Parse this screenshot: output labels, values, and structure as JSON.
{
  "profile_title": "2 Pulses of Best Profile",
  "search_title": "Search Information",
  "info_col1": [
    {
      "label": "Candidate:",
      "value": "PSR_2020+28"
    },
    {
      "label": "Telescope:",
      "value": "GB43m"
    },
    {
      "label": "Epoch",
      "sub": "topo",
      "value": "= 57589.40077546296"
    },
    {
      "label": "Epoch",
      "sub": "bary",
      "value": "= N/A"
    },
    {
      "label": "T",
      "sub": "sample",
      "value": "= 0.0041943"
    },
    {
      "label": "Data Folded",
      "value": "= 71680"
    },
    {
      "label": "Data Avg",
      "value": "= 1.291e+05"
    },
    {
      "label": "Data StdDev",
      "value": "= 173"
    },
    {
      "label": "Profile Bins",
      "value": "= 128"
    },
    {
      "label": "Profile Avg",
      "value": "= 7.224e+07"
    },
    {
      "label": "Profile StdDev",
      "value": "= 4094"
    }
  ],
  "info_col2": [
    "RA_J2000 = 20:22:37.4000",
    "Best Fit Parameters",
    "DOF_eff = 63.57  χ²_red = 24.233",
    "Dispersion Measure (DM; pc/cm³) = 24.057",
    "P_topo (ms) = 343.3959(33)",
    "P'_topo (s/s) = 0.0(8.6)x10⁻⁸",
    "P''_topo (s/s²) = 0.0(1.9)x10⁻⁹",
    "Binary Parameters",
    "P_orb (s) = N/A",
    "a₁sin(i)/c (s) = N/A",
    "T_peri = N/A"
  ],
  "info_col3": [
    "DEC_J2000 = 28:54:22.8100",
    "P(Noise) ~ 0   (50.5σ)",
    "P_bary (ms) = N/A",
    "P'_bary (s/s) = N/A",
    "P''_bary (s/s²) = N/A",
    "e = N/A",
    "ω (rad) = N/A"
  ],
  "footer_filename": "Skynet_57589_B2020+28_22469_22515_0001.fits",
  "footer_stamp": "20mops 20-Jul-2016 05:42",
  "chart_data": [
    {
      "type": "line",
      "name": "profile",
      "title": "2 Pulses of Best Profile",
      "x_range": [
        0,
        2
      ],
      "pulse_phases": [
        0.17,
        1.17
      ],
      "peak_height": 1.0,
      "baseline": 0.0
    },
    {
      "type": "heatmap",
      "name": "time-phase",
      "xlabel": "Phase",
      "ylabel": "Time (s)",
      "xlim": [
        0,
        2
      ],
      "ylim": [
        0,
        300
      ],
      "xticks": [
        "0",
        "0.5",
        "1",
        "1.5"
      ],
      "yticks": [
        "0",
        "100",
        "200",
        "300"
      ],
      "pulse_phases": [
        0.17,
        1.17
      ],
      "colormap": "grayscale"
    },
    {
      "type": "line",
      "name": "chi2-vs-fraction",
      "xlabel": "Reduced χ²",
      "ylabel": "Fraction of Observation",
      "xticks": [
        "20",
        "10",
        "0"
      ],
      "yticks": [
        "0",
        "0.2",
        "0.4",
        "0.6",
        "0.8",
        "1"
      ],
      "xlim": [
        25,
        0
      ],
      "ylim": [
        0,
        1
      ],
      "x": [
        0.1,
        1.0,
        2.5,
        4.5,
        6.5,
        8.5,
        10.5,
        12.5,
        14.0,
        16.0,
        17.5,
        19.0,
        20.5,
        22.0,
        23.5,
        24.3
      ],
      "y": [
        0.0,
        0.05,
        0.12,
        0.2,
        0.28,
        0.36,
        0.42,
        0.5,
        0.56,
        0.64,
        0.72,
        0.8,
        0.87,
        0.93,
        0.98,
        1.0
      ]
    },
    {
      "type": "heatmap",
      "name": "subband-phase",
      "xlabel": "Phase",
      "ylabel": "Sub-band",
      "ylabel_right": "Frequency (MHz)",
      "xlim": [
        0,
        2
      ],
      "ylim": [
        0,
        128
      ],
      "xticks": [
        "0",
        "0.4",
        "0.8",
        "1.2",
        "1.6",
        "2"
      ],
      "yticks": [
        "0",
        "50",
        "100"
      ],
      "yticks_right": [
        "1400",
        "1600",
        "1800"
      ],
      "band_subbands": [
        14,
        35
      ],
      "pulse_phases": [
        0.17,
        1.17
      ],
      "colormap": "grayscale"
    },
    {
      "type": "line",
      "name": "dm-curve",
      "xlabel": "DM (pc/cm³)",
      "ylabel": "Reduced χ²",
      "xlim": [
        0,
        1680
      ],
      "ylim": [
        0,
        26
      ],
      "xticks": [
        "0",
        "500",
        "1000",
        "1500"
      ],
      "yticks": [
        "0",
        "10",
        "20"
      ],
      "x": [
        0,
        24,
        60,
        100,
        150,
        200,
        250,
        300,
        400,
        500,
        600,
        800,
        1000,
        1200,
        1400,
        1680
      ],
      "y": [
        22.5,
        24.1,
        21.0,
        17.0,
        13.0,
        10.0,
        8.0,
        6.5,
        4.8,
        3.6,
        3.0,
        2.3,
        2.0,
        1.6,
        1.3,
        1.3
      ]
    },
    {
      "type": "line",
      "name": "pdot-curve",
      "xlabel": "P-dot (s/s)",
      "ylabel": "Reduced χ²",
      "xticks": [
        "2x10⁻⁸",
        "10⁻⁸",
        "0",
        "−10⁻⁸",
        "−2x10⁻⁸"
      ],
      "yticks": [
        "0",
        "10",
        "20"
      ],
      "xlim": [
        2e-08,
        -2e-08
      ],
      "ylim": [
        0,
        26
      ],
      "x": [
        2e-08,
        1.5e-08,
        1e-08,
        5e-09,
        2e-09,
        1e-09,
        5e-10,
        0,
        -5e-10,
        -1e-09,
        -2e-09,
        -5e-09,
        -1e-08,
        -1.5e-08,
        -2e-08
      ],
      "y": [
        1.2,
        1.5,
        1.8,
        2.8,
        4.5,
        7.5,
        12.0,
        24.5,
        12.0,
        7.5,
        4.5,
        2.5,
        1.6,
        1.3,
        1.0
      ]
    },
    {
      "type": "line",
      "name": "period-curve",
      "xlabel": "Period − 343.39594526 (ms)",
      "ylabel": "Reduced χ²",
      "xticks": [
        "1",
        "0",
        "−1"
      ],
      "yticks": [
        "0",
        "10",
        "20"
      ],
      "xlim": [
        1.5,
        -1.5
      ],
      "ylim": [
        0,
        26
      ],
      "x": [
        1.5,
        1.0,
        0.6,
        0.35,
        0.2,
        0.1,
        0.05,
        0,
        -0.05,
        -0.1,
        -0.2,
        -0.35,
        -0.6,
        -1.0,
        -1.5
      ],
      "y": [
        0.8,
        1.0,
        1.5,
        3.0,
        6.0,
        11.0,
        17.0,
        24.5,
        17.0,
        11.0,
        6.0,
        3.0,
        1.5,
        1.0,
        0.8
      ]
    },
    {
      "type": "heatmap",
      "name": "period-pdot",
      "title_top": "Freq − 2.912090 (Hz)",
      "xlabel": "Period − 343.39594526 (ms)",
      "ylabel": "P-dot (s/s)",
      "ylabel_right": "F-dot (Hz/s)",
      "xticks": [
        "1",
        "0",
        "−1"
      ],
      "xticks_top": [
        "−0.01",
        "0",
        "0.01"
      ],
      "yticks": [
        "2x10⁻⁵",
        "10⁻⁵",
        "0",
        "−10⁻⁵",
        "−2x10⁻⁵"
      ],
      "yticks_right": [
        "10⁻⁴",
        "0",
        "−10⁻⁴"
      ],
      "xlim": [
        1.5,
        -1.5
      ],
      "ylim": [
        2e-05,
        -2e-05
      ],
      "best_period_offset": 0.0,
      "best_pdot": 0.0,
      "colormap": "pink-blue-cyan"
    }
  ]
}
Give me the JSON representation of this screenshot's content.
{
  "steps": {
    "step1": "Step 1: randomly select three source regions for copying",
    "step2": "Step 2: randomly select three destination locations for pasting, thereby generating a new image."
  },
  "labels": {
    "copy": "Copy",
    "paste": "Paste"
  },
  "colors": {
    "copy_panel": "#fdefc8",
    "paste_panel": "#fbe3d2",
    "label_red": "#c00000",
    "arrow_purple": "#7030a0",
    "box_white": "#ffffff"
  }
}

* * *

▶ [Aim]
Of the lines above, copy each that contains "screenshot".

▶ [Task solution]
Parse this screenshot: output labels, values, and structure as JSON.
Give me the JSON representation of this screenshot's content.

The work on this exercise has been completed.